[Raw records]

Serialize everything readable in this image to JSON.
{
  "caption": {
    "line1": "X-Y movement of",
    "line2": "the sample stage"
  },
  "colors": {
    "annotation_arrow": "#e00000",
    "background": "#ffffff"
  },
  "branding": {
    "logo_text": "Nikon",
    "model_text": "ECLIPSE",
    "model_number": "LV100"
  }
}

> [WORK TO BE COMPLETED]:
Go through the data and return every record exactly.

> [WRITTEN RESPONSE]:
Serialize everything readable in this image to JSON.
{
  "caption": {
    "line1": "X-Y movement of",
    "line2": "the sample stage"
  },
  "colors": {
    "annotation_arrow": "#e00000",
    "background": "#ffffff"
  },
  "branding": {
    "logo_text": "Nikon",
    "model_text": "ECLIPSE",
    "model_number": "LV100"
  }
}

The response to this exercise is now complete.